* **Input data**
──────────
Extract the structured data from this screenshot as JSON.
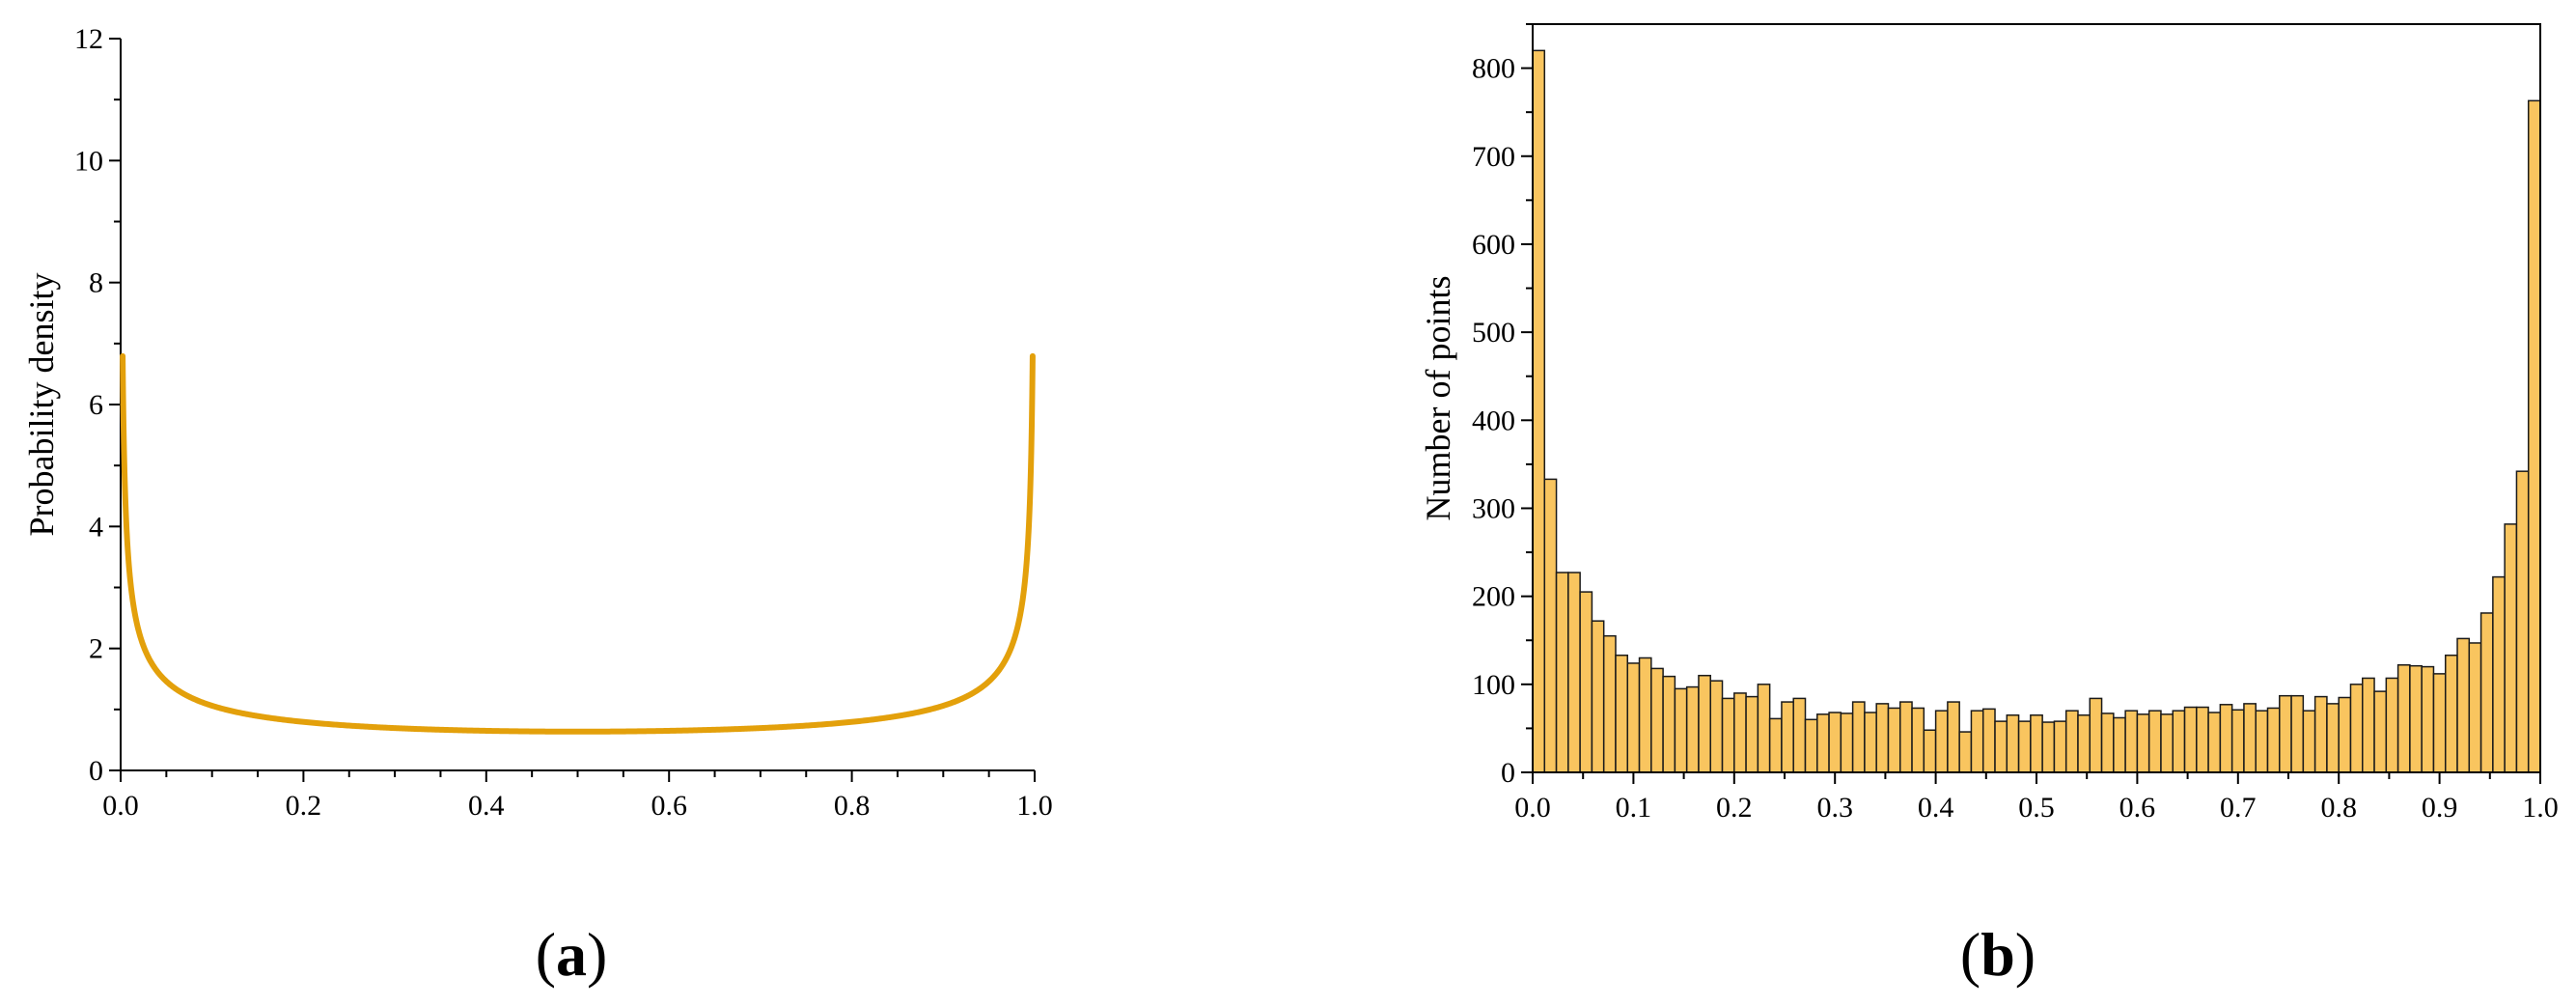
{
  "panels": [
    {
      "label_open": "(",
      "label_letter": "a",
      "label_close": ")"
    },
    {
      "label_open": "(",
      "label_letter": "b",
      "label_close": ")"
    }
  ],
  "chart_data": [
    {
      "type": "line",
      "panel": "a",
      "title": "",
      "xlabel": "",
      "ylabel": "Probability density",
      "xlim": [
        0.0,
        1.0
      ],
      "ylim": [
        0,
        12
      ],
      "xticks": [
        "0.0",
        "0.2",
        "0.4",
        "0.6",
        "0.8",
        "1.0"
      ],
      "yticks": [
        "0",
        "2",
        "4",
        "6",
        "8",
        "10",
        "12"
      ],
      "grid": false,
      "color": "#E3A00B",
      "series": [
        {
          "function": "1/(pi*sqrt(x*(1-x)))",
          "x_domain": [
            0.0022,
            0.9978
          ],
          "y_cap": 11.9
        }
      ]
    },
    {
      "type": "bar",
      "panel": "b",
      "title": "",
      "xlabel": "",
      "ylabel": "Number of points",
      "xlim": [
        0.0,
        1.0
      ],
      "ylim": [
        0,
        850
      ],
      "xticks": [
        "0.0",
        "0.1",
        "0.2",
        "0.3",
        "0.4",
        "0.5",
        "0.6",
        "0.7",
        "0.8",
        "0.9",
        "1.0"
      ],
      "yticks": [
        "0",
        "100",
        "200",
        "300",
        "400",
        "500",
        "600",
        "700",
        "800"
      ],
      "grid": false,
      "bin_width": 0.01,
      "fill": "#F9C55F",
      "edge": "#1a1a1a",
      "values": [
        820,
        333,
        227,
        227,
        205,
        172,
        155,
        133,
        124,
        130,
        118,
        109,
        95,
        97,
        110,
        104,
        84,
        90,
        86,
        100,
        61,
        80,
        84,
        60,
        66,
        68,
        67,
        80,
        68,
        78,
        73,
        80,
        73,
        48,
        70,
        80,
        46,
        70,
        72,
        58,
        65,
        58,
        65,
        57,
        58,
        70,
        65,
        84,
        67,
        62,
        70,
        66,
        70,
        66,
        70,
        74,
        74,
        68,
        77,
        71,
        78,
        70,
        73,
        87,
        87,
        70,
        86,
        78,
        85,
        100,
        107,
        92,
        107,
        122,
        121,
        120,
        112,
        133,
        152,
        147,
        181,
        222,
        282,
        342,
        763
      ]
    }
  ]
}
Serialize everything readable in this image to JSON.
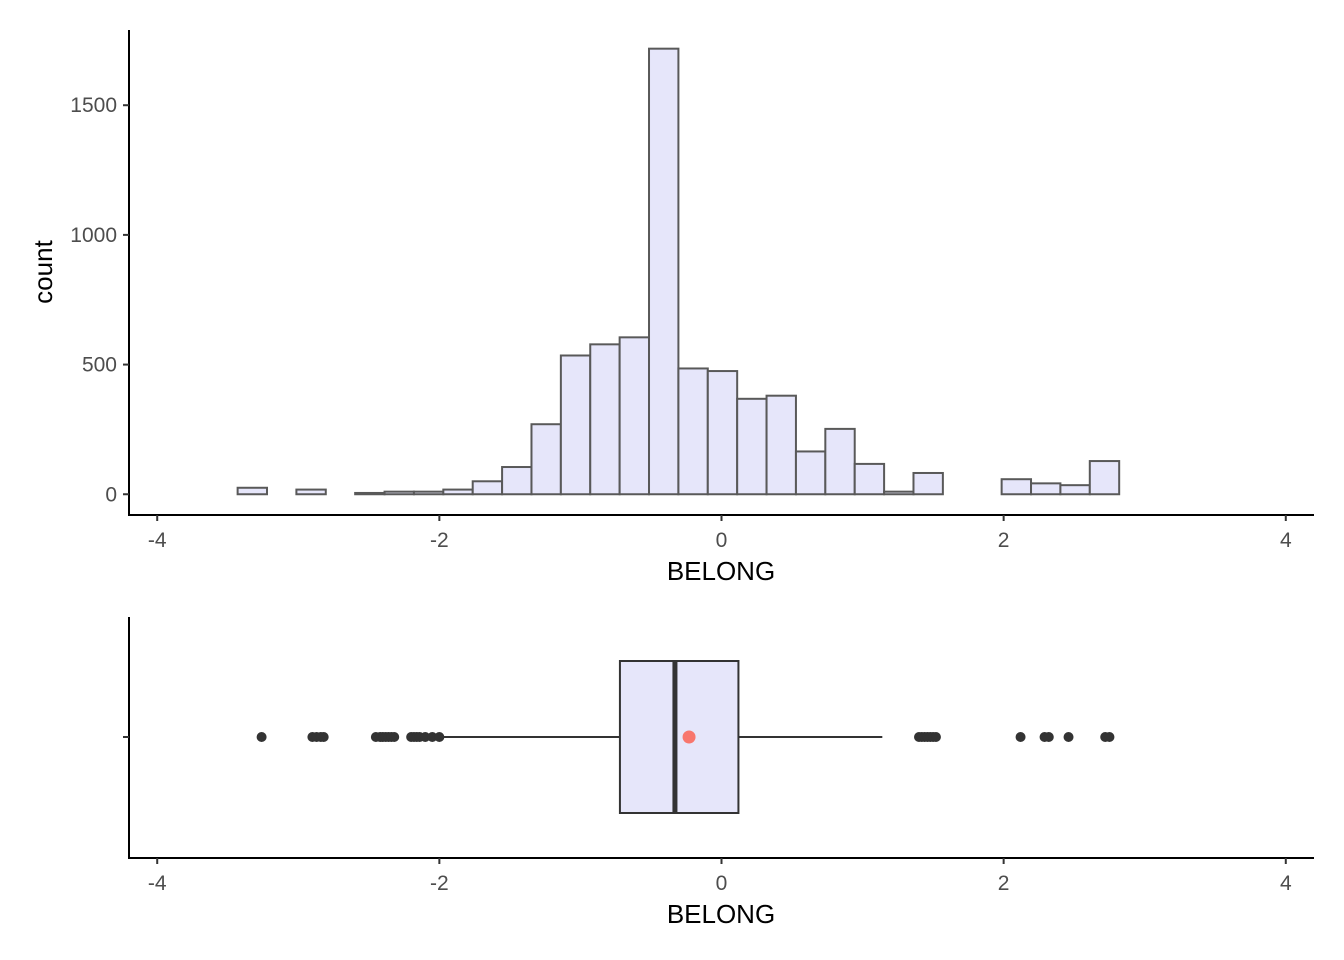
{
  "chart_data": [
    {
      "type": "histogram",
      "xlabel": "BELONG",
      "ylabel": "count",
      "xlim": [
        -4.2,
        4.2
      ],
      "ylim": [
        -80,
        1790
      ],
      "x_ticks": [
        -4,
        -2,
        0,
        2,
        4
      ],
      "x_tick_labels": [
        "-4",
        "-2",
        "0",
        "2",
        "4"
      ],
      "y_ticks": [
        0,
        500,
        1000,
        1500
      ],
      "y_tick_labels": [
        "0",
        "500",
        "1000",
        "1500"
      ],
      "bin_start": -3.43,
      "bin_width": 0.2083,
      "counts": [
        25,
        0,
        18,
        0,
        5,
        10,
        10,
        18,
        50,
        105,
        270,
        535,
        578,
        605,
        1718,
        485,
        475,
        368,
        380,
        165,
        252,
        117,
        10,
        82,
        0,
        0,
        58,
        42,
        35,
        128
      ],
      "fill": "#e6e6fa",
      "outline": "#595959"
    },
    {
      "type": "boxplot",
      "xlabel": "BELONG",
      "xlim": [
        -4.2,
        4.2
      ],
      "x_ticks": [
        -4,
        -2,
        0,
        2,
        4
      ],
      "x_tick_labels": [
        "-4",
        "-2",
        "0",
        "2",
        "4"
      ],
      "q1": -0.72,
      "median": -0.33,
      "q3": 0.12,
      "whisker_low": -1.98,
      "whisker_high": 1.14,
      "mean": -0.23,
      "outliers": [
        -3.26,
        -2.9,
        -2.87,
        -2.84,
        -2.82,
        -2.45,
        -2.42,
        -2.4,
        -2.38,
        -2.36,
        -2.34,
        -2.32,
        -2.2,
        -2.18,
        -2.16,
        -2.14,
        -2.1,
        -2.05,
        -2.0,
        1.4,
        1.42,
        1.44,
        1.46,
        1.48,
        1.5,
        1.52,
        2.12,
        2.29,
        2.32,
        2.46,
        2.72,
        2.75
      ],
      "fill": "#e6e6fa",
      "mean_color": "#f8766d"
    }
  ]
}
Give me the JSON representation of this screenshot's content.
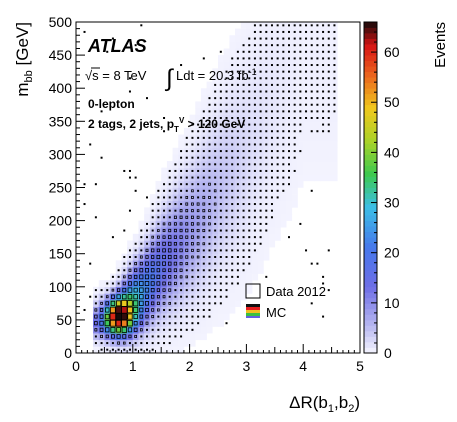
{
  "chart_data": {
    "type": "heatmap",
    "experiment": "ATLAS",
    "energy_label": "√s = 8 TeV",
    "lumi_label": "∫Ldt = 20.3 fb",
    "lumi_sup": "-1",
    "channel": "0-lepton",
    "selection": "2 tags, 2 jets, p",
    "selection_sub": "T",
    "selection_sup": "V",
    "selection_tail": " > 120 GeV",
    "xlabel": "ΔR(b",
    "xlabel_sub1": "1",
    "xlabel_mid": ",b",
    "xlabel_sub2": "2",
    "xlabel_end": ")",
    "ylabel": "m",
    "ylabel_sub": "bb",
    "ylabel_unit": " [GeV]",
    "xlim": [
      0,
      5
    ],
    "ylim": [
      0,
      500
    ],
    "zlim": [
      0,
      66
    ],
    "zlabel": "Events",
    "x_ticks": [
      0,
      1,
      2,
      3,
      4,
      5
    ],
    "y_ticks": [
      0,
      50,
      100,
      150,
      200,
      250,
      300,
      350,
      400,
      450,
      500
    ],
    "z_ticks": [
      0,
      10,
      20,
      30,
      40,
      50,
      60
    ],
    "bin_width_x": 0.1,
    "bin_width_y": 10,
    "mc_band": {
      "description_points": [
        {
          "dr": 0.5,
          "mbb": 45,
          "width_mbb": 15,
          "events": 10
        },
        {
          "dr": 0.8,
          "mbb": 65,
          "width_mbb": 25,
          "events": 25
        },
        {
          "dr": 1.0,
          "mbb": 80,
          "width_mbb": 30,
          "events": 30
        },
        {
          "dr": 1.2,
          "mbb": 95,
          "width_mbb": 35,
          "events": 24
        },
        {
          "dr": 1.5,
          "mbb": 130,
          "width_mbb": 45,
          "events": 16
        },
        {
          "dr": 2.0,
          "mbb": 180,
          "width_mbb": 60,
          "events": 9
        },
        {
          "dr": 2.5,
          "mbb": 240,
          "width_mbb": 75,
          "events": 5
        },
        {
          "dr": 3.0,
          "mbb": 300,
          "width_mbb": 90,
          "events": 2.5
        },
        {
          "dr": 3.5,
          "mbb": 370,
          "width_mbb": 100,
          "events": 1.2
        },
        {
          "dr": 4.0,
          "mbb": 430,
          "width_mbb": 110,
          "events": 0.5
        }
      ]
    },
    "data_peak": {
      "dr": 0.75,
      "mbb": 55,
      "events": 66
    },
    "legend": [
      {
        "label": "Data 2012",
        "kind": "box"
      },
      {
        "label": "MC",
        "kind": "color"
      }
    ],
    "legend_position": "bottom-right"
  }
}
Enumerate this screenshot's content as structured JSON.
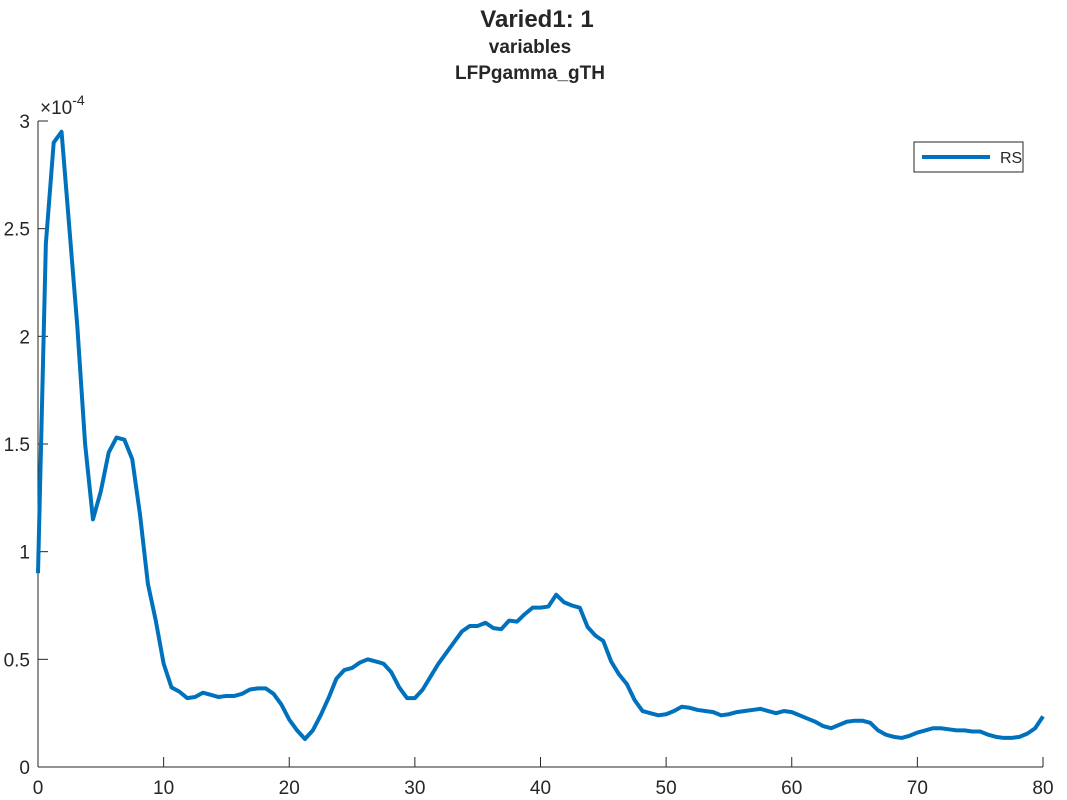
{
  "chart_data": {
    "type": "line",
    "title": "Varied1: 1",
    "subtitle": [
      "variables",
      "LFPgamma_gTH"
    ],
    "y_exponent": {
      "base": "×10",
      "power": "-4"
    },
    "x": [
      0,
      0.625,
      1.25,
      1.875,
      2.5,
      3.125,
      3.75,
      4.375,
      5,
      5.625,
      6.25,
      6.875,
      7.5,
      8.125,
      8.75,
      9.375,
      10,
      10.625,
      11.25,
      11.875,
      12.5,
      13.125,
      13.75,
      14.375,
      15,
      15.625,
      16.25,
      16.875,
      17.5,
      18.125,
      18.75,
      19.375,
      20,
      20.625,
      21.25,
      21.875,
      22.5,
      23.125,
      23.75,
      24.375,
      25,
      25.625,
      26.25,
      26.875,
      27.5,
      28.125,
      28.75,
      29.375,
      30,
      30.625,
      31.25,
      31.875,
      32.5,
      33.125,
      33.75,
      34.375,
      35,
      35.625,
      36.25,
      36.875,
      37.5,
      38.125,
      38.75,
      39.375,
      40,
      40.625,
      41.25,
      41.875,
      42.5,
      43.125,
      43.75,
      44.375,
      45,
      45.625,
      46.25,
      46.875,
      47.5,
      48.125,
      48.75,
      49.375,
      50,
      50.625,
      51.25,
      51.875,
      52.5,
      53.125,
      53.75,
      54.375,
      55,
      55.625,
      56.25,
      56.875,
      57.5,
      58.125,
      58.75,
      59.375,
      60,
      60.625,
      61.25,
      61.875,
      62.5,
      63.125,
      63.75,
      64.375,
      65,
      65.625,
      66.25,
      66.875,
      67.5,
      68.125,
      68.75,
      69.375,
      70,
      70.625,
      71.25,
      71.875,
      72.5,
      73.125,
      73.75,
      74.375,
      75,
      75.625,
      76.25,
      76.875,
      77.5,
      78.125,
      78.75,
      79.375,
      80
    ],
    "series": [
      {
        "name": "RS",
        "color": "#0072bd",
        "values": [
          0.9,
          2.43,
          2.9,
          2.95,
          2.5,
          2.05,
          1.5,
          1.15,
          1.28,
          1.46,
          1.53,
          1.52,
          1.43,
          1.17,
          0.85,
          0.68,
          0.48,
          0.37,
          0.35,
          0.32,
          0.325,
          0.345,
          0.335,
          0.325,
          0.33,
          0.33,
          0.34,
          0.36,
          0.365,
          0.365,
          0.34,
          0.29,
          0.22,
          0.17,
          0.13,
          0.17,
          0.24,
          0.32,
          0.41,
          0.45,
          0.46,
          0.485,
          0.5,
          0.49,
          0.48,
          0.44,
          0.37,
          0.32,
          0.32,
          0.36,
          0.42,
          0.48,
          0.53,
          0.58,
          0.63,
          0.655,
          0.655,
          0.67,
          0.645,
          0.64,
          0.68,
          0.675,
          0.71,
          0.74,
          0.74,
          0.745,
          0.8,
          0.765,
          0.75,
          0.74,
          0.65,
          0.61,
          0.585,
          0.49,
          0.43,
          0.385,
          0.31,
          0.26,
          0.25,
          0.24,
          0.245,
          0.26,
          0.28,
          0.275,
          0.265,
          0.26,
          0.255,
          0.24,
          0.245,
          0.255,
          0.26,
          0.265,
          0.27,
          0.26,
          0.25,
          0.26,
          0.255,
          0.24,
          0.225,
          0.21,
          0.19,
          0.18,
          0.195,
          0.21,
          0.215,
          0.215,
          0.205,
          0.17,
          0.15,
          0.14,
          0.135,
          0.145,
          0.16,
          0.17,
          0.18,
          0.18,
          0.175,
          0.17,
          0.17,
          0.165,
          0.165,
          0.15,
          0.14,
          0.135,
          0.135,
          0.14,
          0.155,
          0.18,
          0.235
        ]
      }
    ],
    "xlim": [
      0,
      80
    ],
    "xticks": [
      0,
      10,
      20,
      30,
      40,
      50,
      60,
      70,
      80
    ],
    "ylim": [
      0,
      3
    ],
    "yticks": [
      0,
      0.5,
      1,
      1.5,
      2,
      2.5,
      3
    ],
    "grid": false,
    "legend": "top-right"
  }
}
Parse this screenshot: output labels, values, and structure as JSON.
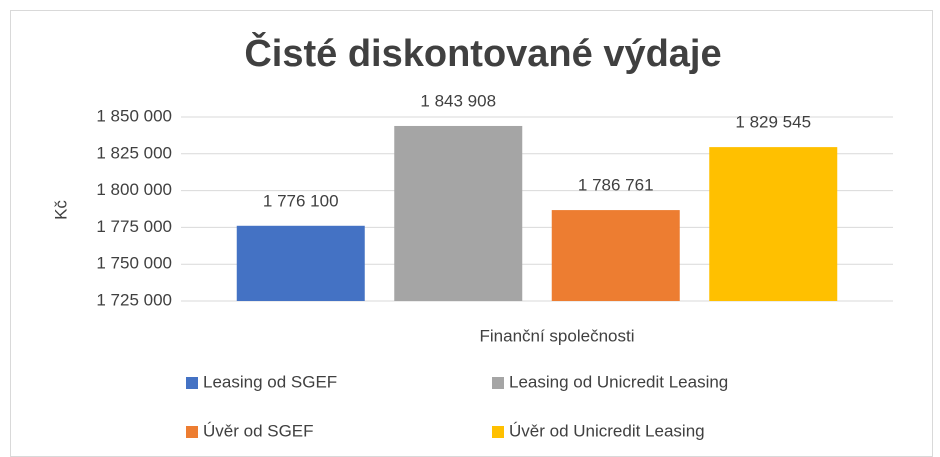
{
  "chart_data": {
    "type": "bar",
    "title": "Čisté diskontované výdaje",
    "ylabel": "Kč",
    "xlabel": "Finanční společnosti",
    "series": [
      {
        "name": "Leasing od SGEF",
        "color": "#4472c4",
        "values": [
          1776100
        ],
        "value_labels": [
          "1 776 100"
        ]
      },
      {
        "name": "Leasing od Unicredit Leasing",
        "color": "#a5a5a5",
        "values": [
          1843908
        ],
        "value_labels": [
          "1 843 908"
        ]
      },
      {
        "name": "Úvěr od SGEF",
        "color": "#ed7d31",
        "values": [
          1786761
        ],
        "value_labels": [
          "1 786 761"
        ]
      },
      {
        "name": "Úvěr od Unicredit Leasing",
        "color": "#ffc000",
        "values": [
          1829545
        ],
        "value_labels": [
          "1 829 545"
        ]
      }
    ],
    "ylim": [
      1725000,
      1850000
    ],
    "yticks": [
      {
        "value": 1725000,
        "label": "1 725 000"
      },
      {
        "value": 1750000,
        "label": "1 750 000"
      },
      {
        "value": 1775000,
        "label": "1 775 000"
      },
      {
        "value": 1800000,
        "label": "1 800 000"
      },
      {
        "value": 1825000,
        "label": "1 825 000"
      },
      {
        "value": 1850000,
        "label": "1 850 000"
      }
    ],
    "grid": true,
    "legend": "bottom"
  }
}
──────────
* **Set exercise**
Find how many lines include the string "content" and report that number alone.

* **Task output**
2